## Extracted entries
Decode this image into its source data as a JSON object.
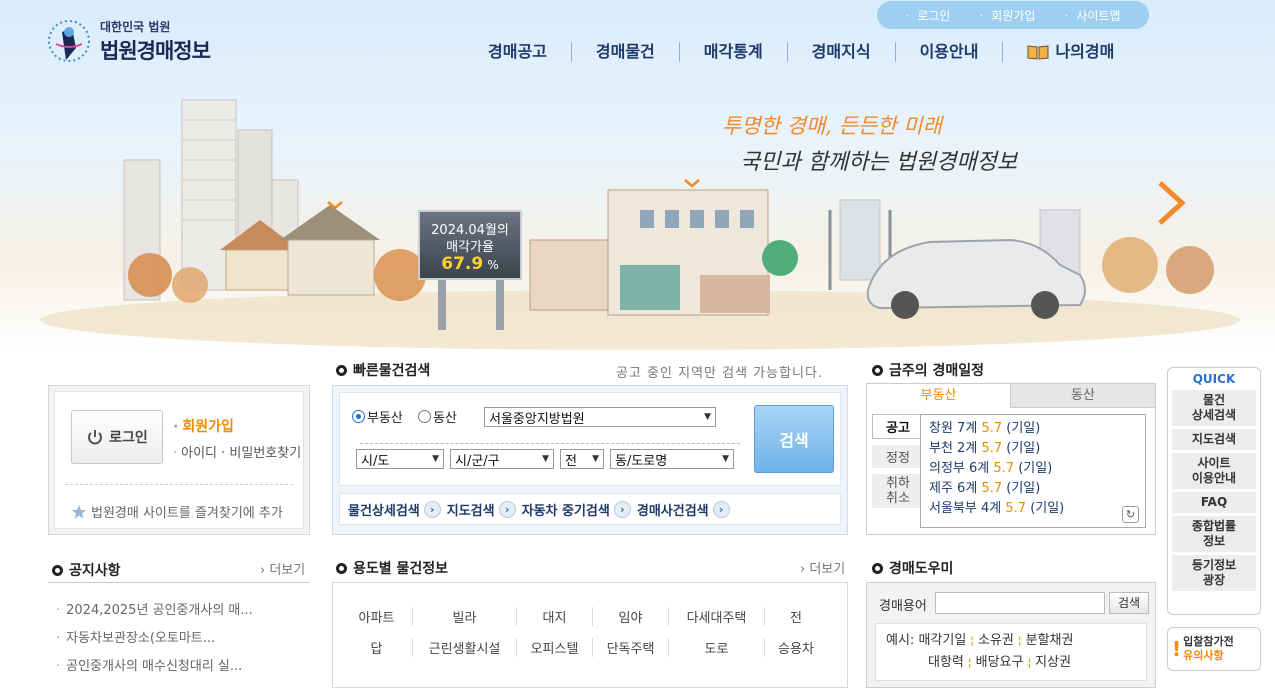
{
  "header": {
    "logo_sub": "대한민국 법원",
    "logo_main": "법원경매정보",
    "util_links": [
      "로그인",
      "회원가입",
      "사이트맵"
    ],
    "nav": [
      "경매공고",
      "경매물건",
      "매각통계",
      "경매지식",
      "이용안내",
      "나의경매"
    ]
  },
  "hero": {
    "slogan1": "투명한 경매, 든든한 미래",
    "slogan2": "국민과 함께하는 법원경매정보",
    "billboard_line1": "2024.04월의",
    "billboard_line2": "매각가율",
    "billboard_rate": "67.9",
    "billboard_unit": "%"
  },
  "login": {
    "button": "로그인",
    "join": "회원가입",
    "find": "아이디 · 비밀번호찾기",
    "favorite": "법원경매 사이트를 즐겨찾기에 추가"
  },
  "quick_search": {
    "title": "빠른물건검색",
    "note": "공고 중인 지역만 검색 가능합니다.",
    "radio_realestate": "부동산",
    "radio_movable": "동산",
    "court": "서울중앙지방법원",
    "sido": "시/도",
    "sigungu": "시/군/구",
    "jeon": "전",
    "dong": "동/도로명",
    "search_button": "검색",
    "links": [
      "물건상세검색",
      "지도검색",
      "자동차 중기검색",
      "경매사건검색"
    ]
  },
  "schedule": {
    "title": "금주의 경매일정",
    "tab_active": "부동산",
    "tab_inactive": "동산",
    "side_tags": [
      "공고",
      "정정",
      "취하\n취소"
    ],
    "rows": [
      {
        "court": "창원 7계",
        "date": "5.7",
        "status": "(기일)"
      },
      {
        "court": "부천 2계",
        "date": "5.7",
        "status": "(기일)"
      },
      {
        "court": "의정부 6계",
        "date": "5.7",
        "status": "(기일)"
      },
      {
        "court": "제주 6계",
        "date": "5.7",
        "status": "(기일)"
      },
      {
        "court": "서울북부 4계",
        "date": "5.7",
        "status": "(기일)"
      }
    ]
  },
  "quick_menu": {
    "title": "QUICK",
    "items": [
      "물건\n상세검색",
      "지도검색",
      "사이트\n이용안내",
      "FAQ",
      "종합법률\n정보",
      "등기정보\n광장"
    ],
    "caution_line1": "입찰참가전",
    "caution_line2": "유의사항"
  },
  "notices": {
    "title": "공지사항",
    "more": "더보기",
    "items": [
      "2024,2025년 공인중개사의 매...",
      "자동차보관장소(오토마트...",
      "공인중개사의 매수신청대리 실..."
    ]
  },
  "category": {
    "title": "용도별 물건정보",
    "more": "더보기",
    "row1": [
      "아파트",
      "빌라",
      "대지",
      "임야",
      "다세대주택",
      "전"
    ],
    "row2": [
      "답",
      "근린생활시설",
      "오피스텔",
      "단독주택",
      "도로",
      "승용차"
    ]
  },
  "glossary": {
    "title": "경매도우미",
    "label": "경매용어",
    "input_value": "",
    "button": "검색",
    "example_label": "예시:",
    "terms_row1": [
      "매각기일",
      "소유권",
      "분할채권"
    ],
    "terms_row2": [
      "대항력",
      "배당요구",
      "지상권"
    ]
  }
}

## Objective
Without the pictures, retype the whole of the material above exactly.

## Written solution
Decode this image into its source data as a JSON object.
{
  "header": {
    "logo_sub": "대한민국 법원",
    "logo_main": "법원경매정보",
    "util_links": [
      "로그인",
      "회원가입",
      "사이트맵"
    ],
    "nav": [
      "경매공고",
      "경매물건",
      "매각통계",
      "경매지식",
      "이용안내",
      "나의경매"
    ]
  },
  "hero": {
    "slogan1": "투명한 경매, 든든한 미래",
    "slogan2": "국민과 함께하는 법원경매정보",
    "billboard_line1": "2024.04월의",
    "billboard_line2": "매각가율",
    "billboard_rate": "67.9",
    "billboard_unit": "%"
  },
  "login": {
    "button": "로그인",
    "join": "회원가입",
    "find": "아이디 · 비밀번호찾기",
    "favorite": "법원경매 사이트를 즐겨찾기에 추가"
  },
  "quick_search": {
    "title": "빠른물건검색",
    "note": "공고 중인 지역만 검색 가능합니다.",
    "radio_realestate": "부동산",
    "radio_movable": "동산",
    "court": "서울중앙지방법원",
    "sido": "시/도",
    "sigungu": "시/군/구",
    "jeon": "전",
    "dong": "동/도로명",
    "search_button": "검색",
    "links": [
      "물건상세검색",
      "지도검색",
      "자동차 중기검색",
      "경매사건검색"
    ]
  },
  "schedule": {
    "title": "금주의 경매일정",
    "tab_active": "부동산",
    "tab_inactive": "동산",
    "side_tags": [
      "공고",
      "정정",
      "취하\n취소"
    ],
    "rows": [
      {
        "court": "창원 7계",
        "date": "5.7",
        "status": "(기일)"
      },
      {
        "court": "부천 2계",
        "date": "5.7",
        "status": "(기일)"
      },
      {
        "court": "의정부 6계",
        "date": "5.7",
        "status": "(기일)"
      },
      {
        "court": "제주 6계",
        "date": "5.7",
        "status": "(기일)"
      },
      {
        "court": "서울북부 4계",
        "date": "5.7",
        "status": "(기일)"
      }
    ]
  },
  "quick_menu": {
    "title": "QUICK",
    "items": [
      "물건\n상세검색",
      "지도검색",
      "사이트\n이용안내",
      "FAQ",
      "종합법률\n정보",
      "등기정보\n광장"
    ],
    "caution_line1": "입찰참가전",
    "caution_line2": "유의사항"
  },
  "notices": {
    "title": "공지사항",
    "more": "더보기",
    "items": [
      "2024,2025년 공인중개사의 매...",
      "자동차보관장소(오토마트...",
      "공인중개사의 매수신청대리 실..."
    ]
  },
  "category": {
    "title": "용도별 물건정보",
    "more": "더보기",
    "row1": [
      "아파트",
      "빌라",
      "대지",
      "임야",
      "다세대주택",
      "전"
    ],
    "row2": [
      "답",
      "근린생활시설",
      "오피스텔",
      "단독주택",
      "도로",
      "승용차"
    ]
  },
  "glossary": {
    "title": "경매도우미",
    "label": "경매용어",
    "input_value": "",
    "button": "검색",
    "example_label": "예시:",
    "terms_row1": [
      "매각기일",
      "소유권",
      "분할채권"
    ],
    "terms_row2": [
      "대항력",
      "배당요구",
      "지상권"
    ]
  }
}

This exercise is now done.